Copy out the entries below word for word, starting at the first line and ending with the line that contains "101, 868, 374]". Include both of those lines.

=== INFORMATION SHOWN ===

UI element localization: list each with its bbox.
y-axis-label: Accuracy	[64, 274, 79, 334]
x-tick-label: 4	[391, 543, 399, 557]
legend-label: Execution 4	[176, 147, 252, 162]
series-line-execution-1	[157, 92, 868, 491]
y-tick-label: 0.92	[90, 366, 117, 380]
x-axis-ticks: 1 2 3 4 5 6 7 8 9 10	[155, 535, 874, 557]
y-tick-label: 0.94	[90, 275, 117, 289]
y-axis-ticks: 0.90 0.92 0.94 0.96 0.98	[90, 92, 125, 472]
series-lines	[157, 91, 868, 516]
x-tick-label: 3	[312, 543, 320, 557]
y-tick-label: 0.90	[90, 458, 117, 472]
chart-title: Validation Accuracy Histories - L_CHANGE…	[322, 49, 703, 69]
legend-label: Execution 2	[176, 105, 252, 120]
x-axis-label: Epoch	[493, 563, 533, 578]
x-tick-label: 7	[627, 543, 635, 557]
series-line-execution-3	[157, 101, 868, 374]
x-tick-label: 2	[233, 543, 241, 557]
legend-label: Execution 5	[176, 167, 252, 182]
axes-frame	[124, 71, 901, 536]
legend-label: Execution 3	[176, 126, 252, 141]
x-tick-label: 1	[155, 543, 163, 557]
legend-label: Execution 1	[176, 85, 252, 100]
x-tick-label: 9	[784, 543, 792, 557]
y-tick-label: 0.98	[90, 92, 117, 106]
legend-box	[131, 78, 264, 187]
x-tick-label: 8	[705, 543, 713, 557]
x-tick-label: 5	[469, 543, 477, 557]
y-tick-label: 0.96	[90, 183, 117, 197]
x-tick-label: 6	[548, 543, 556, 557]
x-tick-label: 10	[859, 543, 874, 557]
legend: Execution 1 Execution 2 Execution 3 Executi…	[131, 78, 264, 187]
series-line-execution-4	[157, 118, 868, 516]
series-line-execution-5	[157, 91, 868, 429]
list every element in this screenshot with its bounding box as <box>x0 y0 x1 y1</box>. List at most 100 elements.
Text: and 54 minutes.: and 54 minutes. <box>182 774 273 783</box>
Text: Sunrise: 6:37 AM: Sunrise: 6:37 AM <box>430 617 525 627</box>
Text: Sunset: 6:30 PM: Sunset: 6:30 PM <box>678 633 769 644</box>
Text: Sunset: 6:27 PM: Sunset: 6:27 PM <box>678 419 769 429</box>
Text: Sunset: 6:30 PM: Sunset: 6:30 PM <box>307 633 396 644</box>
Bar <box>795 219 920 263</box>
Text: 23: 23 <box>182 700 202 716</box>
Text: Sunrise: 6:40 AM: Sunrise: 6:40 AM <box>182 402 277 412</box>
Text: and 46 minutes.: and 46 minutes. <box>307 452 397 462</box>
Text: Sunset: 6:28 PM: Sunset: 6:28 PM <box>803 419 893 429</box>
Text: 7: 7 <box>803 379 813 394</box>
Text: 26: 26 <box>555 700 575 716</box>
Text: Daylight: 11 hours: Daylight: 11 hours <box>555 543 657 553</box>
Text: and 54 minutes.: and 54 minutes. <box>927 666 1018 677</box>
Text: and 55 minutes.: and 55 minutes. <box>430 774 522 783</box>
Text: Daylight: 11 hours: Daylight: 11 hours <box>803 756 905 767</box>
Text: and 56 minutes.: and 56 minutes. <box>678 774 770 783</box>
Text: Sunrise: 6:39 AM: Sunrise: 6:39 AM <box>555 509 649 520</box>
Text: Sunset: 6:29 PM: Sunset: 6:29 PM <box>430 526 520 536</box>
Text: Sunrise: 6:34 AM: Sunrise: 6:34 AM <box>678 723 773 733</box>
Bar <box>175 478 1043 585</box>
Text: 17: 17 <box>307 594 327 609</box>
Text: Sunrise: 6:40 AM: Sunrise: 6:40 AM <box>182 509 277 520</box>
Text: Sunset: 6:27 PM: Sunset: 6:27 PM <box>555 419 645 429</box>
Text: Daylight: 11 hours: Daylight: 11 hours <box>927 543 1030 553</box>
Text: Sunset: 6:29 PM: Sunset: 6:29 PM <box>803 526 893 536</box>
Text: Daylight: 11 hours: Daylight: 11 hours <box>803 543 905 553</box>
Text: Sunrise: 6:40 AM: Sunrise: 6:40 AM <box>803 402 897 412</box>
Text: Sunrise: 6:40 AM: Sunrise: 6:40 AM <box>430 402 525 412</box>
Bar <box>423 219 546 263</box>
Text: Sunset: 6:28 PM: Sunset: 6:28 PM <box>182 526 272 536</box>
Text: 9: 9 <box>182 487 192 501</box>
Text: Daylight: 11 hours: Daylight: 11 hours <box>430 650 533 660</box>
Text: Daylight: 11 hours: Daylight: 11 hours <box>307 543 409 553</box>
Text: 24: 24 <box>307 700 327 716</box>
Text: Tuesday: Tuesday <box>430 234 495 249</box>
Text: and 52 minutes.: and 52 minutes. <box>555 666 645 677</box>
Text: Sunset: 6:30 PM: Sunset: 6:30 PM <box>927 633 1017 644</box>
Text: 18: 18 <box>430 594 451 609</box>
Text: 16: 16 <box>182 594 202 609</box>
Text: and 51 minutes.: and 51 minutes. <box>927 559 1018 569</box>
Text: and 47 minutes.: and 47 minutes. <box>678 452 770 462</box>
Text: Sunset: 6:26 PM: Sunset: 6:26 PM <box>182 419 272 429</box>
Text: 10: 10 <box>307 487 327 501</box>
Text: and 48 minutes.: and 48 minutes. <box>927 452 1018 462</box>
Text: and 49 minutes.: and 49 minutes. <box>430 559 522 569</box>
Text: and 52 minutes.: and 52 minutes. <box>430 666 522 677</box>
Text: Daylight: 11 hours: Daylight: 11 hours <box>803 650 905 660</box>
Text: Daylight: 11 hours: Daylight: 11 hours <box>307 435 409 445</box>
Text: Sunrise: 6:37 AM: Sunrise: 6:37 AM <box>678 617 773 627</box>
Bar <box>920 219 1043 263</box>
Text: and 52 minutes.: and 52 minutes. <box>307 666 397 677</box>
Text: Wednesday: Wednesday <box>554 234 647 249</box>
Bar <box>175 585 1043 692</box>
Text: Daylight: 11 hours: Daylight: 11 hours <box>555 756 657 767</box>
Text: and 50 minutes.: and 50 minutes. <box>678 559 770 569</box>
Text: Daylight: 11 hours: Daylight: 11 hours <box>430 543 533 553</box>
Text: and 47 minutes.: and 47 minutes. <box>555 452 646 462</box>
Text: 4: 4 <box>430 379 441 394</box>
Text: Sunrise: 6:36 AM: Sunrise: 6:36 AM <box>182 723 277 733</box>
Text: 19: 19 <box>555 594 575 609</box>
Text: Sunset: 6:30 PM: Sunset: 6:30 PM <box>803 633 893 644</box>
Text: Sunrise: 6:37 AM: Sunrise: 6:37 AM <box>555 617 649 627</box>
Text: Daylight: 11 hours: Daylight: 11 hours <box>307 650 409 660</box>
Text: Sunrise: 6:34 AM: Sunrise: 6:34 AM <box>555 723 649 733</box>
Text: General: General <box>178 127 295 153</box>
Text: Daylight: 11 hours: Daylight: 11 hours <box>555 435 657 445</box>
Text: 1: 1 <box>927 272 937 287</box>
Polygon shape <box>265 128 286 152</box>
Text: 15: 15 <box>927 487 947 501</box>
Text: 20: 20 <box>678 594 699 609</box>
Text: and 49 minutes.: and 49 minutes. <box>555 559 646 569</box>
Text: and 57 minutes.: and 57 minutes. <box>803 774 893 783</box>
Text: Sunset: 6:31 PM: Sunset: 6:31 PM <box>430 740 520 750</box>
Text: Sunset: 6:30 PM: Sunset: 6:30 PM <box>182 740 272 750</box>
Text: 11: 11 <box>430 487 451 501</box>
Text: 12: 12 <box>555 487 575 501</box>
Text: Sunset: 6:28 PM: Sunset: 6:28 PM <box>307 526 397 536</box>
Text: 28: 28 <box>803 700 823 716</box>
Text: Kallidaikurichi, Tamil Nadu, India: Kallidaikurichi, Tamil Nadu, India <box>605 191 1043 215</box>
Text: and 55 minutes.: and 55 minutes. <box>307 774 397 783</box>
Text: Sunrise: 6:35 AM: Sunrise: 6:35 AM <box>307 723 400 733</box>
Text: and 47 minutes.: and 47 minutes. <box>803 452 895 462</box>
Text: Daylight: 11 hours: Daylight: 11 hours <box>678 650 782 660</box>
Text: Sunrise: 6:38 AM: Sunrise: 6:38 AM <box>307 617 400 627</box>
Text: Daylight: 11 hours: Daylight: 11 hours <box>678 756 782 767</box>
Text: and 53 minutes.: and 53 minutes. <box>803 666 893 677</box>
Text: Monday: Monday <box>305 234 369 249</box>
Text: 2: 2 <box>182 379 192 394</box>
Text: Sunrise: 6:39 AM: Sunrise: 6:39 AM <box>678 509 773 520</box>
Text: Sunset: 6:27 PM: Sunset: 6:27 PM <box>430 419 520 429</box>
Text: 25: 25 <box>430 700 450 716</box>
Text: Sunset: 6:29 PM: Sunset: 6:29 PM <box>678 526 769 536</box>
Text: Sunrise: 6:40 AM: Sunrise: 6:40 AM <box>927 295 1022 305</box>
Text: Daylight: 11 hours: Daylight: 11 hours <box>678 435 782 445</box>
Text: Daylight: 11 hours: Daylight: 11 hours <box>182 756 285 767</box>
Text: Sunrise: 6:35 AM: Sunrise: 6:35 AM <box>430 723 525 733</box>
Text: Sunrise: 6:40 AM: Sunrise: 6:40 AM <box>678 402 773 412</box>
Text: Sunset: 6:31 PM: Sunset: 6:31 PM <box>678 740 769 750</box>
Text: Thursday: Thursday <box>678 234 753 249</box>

===

REPLY –
UI element localization: list each with its bbox.
y-axis-label: Accuracy	[64, 274, 79, 334]
x-tick-label: 4	[391, 543, 399, 557]
legend-label: Execution 4	[176, 147, 252, 162]
series-line-execution-1	[157, 92, 868, 491]
y-tick-label: 0.92	[90, 366, 117, 380]
x-axis-ticks: 1 2 3 4 5 6 7 8 9 10	[155, 535, 874, 557]
y-tick-label: 0.94	[90, 275, 117, 289]
y-axis-ticks: 0.90 0.92 0.94 0.96 0.98	[90, 92, 125, 472]
series-lines	[157, 91, 868, 516]
x-tick-label: 3	[312, 543, 320, 557]
y-tick-label: 0.90	[90, 458, 117, 472]
chart-title: Validation Accuracy Histories - L_CHANGE…	[322, 49, 703, 69]
legend-label: Execution 2	[176, 105, 252, 120]
x-axis-label: Epoch	[493, 563, 533, 578]
x-tick-label: 7	[627, 543, 635, 557]
series-line-execution-3	[157, 101, 868, 374]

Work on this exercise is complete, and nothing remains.